_To do_. Provide an exact reproduction of every entry.
-- start of Entries --
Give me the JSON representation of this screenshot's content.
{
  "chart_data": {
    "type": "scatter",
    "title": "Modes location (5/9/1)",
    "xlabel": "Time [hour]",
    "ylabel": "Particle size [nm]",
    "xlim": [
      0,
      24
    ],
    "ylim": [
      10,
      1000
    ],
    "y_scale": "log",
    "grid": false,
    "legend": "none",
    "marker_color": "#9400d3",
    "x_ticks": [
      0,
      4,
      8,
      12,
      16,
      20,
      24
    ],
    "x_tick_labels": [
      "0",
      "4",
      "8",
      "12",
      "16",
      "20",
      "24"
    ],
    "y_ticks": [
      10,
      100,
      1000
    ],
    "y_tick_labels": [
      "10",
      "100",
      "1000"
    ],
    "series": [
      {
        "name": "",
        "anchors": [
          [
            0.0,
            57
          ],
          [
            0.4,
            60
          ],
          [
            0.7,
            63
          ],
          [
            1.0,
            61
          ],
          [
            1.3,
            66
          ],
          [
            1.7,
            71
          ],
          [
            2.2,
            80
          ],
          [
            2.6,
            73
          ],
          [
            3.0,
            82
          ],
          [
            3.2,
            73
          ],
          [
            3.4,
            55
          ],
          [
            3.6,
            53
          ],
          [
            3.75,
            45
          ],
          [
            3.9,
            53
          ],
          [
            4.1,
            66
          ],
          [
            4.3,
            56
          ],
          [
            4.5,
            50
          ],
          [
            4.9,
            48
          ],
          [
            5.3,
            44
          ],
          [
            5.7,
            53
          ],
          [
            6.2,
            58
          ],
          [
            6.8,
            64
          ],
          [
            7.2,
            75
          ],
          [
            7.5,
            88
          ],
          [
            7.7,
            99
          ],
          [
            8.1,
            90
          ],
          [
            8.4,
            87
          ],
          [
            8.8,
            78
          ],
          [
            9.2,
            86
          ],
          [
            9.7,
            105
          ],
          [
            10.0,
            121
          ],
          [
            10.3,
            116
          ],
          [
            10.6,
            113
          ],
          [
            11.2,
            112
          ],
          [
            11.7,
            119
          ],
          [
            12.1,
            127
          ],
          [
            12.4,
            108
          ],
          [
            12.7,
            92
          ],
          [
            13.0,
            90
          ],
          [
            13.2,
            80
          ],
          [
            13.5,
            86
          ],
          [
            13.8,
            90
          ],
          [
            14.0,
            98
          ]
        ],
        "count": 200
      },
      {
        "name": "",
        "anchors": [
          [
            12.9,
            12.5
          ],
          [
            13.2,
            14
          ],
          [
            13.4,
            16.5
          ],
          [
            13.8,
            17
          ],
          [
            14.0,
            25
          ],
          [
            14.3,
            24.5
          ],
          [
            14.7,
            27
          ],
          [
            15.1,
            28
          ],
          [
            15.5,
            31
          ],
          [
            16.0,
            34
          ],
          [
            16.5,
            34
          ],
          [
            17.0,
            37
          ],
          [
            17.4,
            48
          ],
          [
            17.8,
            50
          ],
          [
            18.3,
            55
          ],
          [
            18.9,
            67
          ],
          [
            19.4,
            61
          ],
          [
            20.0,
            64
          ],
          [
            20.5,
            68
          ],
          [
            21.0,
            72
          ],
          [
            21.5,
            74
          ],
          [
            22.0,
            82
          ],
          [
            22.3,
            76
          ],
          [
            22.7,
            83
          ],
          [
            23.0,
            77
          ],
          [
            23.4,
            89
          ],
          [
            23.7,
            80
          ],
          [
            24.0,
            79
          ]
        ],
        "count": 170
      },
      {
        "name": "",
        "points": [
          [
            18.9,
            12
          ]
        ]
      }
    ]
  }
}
-- end of Entries --
_The reply_.
Give me the JSON representation of this screenshot's content.
{
  "chart_data": {
    "type": "scatter",
    "title": "Modes location (5/9/1)",
    "xlabel": "Time [hour]",
    "ylabel": "Particle size [nm]",
    "xlim": [
      0,
      24
    ],
    "ylim": [
      10,
      1000
    ],
    "y_scale": "log",
    "grid": false,
    "legend": "none",
    "marker_color": "#9400d3",
    "x_ticks": [
      0,
      4,
      8,
      12,
      16,
      20,
      24
    ],
    "x_tick_labels": [
      "0",
      "4",
      "8",
      "12",
      "16",
      "20",
      "24"
    ],
    "y_ticks": [
      10,
      100,
      1000
    ],
    "y_tick_labels": [
      "10",
      "100",
      "1000"
    ],
    "series": [
      {
        "name": "",
        "anchors": [
          [
            0.0,
            57
          ],
          [
            0.4,
            60
          ],
          [
            0.7,
            63
          ],
          [
            1.0,
            61
          ],
          [
            1.3,
            66
          ],
          [
            1.7,
            71
          ],
          [
            2.2,
            80
          ],
          [
            2.6,
            73
          ],
          [
            3.0,
            82
          ],
          [
            3.2,
            73
          ],
          [
            3.4,
            55
          ],
          [
            3.6,
            53
          ],
          [
            3.75,
            45
          ],
          [
            3.9,
            53
          ],
          [
            4.1,
            66
          ],
          [
            4.3,
            56
          ],
          [
            4.5,
            50
          ],
          [
            4.9,
            48
          ],
          [
            5.3,
            44
          ],
          [
            5.7,
            53
          ],
          [
            6.2,
            58
          ],
          [
            6.8,
            64
          ],
          [
            7.2,
            75
          ],
          [
            7.5,
            88
          ],
          [
            7.7,
            99
          ],
          [
            8.1,
            90
          ],
          [
            8.4,
            87
          ],
          [
            8.8,
            78
          ],
          [
            9.2,
            86
          ],
          [
            9.7,
            105
          ],
          [
            10.0,
            121
          ],
          [
            10.3,
            116
          ],
          [
            10.6,
            113
          ],
          [
            11.2,
            112
          ],
          [
            11.7,
            119
          ],
          [
            12.1,
            127
          ],
          [
            12.4,
            108
          ],
          [
            12.7,
            92
          ],
          [
            13.0,
            90
          ],
          [
            13.2,
            80
          ],
          [
            13.5,
            86
          ],
          [
            13.8,
            90
          ],
          [
            14.0,
            98
          ]
        ],
        "count": 200
      },
      {
        "name": "",
        "anchors": [
          [
            12.9,
            12.5
          ],
          [
            13.2,
            14
          ],
          [
            13.4,
            16.5
          ],
          [
            13.8,
            17
          ],
          [
            14.0,
            25
          ],
          [
            14.3,
            24.5
          ],
          [
            14.7,
            27
          ],
          [
            15.1,
            28
          ],
          [
            15.5,
            31
          ],
          [
            16.0,
            34
          ],
          [
            16.5,
            34
          ],
          [
            17.0,
            37
          ],
          [
            17.4,
            48
          ],
          [
            17.8,
            50
          ],
          [
            18.3,
            55
          ],
          [
            18.9,
            67
          ],
          [
            19.4,
            61
          ],
          [
            20.0,
            64
          ],
          [
            20.5,
            68
          ],
          [
            21.0,
            72
          ],
          [
            21.5,
            74
          ],
          [
            22.0,
            82
          ],
          [
            22.3,
            76
          ],
          [
            22.7,
            83
          ],
          [
            23.0,
            77
          ],
          [
            23.4,
            89
          ],
          [
            23.7,
            80
          ],
          [
            24.0,
            79
          ]
        ],
        "count": 170
      },
      {
        "name": "",
        "points": [
          [
            18.9,
            12
          ]
        ]
      }
    ]
  }
}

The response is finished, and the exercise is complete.